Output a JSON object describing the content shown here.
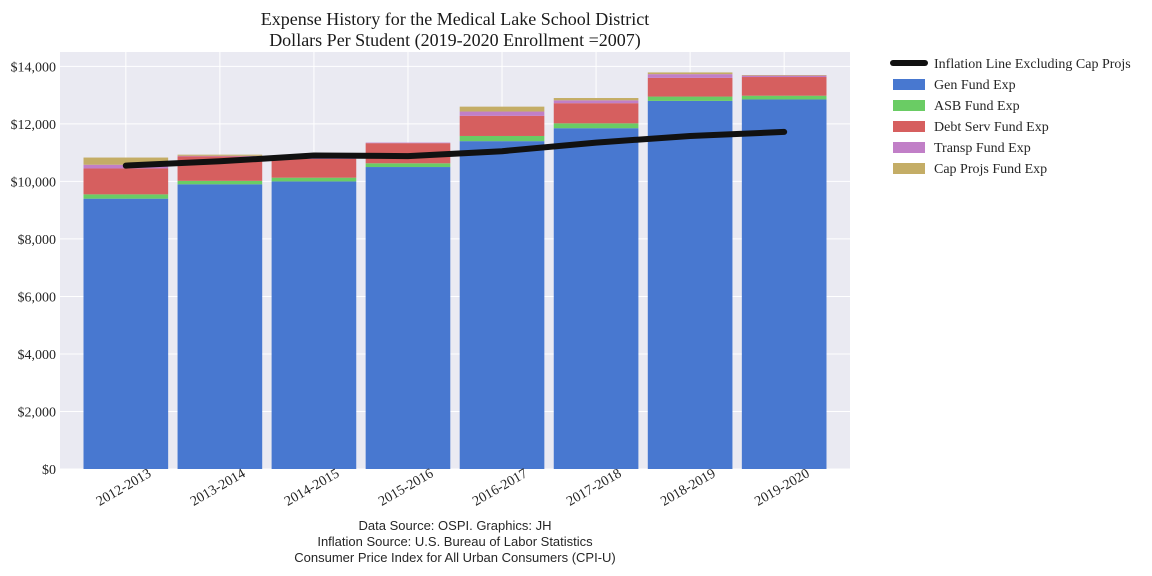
{
  "chart_data": {
    "type": "bar",
    "stacked": true,
    "title": "Expense History for the Medical Lake School District",
    "subtitle": "Dollars Per Student (2019-2020 Enrollment =2007)",
    "xlabel": "",
    "ylabel": "",
    "categories": [
      "2012-2013",
      "2013-2014",
      "2014-2015",
      "2015-2016",
      "2016-2017",
      "2017-2018",
      "2018-2019",
      "2019-2020"
    ],
    "ylim": [
      0,
      14500
    ],
    "yticks": [
      0,
      2000,
      4000,
      6000,
      8000,
      10000,
      12000,
      14000
    ],
    "ytick_labels": [
      "$0",
      "$2,000",
      "$4,000",
      "$6,000",
      "$8,000",
      "$10,000",
      "$12,000",
      "$14,000"
    ],
    "grid": true,
    "legend_position": "outside-right",
    "series": [
      {
        "name": "Gen Fund Exp",
        "color": "#4878d0",
        "values": [
          9400,
          9900,
          10000,
          10500,
          11400,
          11850,
          12800,
          12850
        ]
      },
      {
        "name": "ASB Fund Exp",
        "color": "#6acc64",
        "values": [
          150,
          120,
          130,
          130,
          180,
          170,
          150,
          130
        ]
      },
      {
        "name": "Debt Serv Fund Exp",
        "color": "#d65f5f",
        "values": [
          900,
          850,
          650,
          700,
          700,
          700,
          650,
          650
        ]
      },
      {
        "name": "Transp Fund Exp",
        "color": "#c17fc7",
        "values": [
          130,
          20,
          20,
          20,
          150,
          100,
          130,
          50
        ]
      },
      {
        "name": "Cap Projs Fund Exp",
        "color": "#c4ad66",
        "values": [
          250,
          40,
          0,
          0,
          170,
          80,
          60,
          20
        ]
      }
    ],
    "line_series": {
      "name": "Inflation Line Excluding Cap Projs",
      "color": "#111111",
      "values": [
        10550,
        10700,
        10900,
        10880,
        11050,
        11350,
        11580,
        11720
      ]
    },
    "footnotes": [
      "Data Source: OSPI. Graphics: JH",
      "Inflation Source: U.S. Bureau of Labor Statistics",
      "Consumer Price Index for All Urban Consumers (CPI-U)"
    ]
  }
}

● Short exercise
Quote the records above in full, dropping each picture.

● Task output
Output a JSON object describing the content shown here.
{
  "chart_data": {
    "type": "bar",
    "stacked": true,
    "title": "Expense History for the Medical Lake School District",
    "subtitle": "Dollars Per Student (2019-2020 Enrollment =2007)",
    "xlabel": "",
    "ylabel": "",
    "categories": [
      "2012-2013",
      "2013-2014",
      "2014-2015",
      "2015-2016",
      "2016-2017",
      "2017-2018",
      "2018-2019",
      "2019-2020"
    ],
    "ylim": [
      0,
      14500
    ],
    "yticks": [
      0,
      2000,
      4000,
      6000,
      8000,
      10000,
      12000,
      14000
    ],
    "ytick_labels": [
      "$0",
      "$2,000",
      "$4,000",
      "$6,000",
      "$8,000",
      "$10,000",
      "$12,000",
      "$14,000"
    ],
    "grid": true,
    "legend_position": "outside-right",
    "series": [
      {
        "name": "Gen Fund Exp",
        "color": "#4878d0",
        "values": [
          9400,
          9900,
          10000,
          10500,
          11400,
          11850,
          12800,
          12850
        ]
      },
      {
        "name": "ASB Fund Exp",
        "color": "#6acc64",
        "values": [
          150,
          120,
          130,
          130,
          180,
          170,
          150,
          130
        ]
      },
      {
        "name": "Debt Serv Fund Exp",
        "color": "#d65f5f",
        "values": [
          900,
          850,
          650,
          700,
          700,
          700,
          650,
          650
        ]
      },
      {
        "name": "Transp Fund Exp",
        "color": "#c17fc7",
        "values": [
          130,
          20,
          20,
          20,
          150,
          100,
          130,
          50
        ]
      },
      {
        "name": "Cap Projs Fund Exp",
        "color": "#c4ad66",
        "values": [
          250,
          40,
          0,
          0,
          170,
          80,
          60,
          20
        ]
      }
    ],
    "line_series": {
      "name": "Inflation Line Excluding Cap Projs",
      "color": "#111111",
      "values": [
        10550,
        10700,
        10900,
        10880,
        11050,
        11350,
        11580,
        11720
      ]
    },
    "footnotes": [
      "Data Source: OSPI. Graphics: JH",
      "Inflation Source: U.S. Bureau of Labor Statistics",
      "Consumer Price Index for All Urban Consumers (CPI-U)"
    ]
  }
}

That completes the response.